- [WHAT IS NEEDED] Reproduce verbatim the stretch of lines from the first line through the line containing "Circle shape [292, 304, 308, 320]", and nothing else.

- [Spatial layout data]
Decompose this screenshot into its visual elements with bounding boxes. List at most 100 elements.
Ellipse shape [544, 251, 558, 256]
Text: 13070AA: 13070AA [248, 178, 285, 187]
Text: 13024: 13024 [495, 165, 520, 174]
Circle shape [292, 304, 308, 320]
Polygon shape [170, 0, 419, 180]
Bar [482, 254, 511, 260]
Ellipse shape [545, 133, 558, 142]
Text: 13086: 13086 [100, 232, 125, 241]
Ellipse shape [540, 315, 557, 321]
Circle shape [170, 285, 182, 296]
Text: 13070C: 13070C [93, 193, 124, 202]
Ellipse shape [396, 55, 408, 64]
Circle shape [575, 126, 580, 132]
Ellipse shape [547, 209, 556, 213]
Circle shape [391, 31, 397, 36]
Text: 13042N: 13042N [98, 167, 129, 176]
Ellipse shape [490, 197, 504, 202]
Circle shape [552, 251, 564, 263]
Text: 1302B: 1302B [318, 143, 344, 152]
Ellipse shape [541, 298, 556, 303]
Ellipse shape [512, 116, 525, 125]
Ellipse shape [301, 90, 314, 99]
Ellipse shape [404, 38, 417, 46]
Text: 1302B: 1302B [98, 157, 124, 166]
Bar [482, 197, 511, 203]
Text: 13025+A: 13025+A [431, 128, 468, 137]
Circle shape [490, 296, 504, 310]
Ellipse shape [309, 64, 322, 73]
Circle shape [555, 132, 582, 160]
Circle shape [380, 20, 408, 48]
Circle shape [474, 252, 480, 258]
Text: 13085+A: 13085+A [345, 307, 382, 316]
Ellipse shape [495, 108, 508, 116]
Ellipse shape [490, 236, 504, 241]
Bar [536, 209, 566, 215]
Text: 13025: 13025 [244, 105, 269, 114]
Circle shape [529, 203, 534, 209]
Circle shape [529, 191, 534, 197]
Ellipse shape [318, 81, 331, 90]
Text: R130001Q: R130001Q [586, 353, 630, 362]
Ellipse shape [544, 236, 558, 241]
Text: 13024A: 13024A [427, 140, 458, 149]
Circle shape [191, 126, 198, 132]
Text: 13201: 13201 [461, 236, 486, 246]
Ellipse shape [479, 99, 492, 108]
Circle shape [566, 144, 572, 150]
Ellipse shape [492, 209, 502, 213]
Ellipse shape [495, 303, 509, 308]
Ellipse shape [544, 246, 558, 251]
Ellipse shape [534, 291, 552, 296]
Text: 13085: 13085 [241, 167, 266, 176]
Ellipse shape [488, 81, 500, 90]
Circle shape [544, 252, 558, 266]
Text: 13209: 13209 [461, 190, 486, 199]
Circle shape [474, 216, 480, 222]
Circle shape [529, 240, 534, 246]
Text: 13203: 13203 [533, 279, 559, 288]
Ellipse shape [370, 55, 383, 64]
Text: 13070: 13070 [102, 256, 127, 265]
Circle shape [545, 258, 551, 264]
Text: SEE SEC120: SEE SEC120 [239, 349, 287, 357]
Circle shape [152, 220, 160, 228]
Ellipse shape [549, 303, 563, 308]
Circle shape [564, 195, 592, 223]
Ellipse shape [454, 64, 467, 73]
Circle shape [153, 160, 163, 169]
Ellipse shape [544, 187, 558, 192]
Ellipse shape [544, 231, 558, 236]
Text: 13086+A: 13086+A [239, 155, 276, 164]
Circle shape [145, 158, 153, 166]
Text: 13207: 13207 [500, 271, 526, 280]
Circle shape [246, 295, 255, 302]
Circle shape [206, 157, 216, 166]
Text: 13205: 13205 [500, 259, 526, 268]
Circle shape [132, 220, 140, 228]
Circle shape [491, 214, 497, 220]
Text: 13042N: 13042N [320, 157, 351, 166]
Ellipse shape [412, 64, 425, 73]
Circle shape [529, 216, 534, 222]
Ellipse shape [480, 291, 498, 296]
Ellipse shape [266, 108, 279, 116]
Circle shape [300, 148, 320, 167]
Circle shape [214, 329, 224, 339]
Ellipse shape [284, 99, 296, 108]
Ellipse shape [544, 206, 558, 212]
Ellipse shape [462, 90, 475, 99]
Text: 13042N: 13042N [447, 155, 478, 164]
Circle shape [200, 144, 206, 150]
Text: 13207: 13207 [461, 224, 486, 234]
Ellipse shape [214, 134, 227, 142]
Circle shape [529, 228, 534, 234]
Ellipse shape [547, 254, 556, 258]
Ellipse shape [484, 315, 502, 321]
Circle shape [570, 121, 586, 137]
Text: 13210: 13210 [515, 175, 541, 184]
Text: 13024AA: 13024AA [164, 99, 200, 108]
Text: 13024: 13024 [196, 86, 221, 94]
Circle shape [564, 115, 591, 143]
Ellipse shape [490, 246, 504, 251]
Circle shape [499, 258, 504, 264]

- [WRITTEN ANSWER]
Decompose this screenshot into its visual elements with bounding boxes. List at most 100 elements.
Ellipse shape [544, 251, 558, 256]
Text: 13070AA: 13070AA [248, 178, 285, 187]
Text: 13024: 13024 [495, 165, 520, 174]
Circle shape [292, 304, 308, 320]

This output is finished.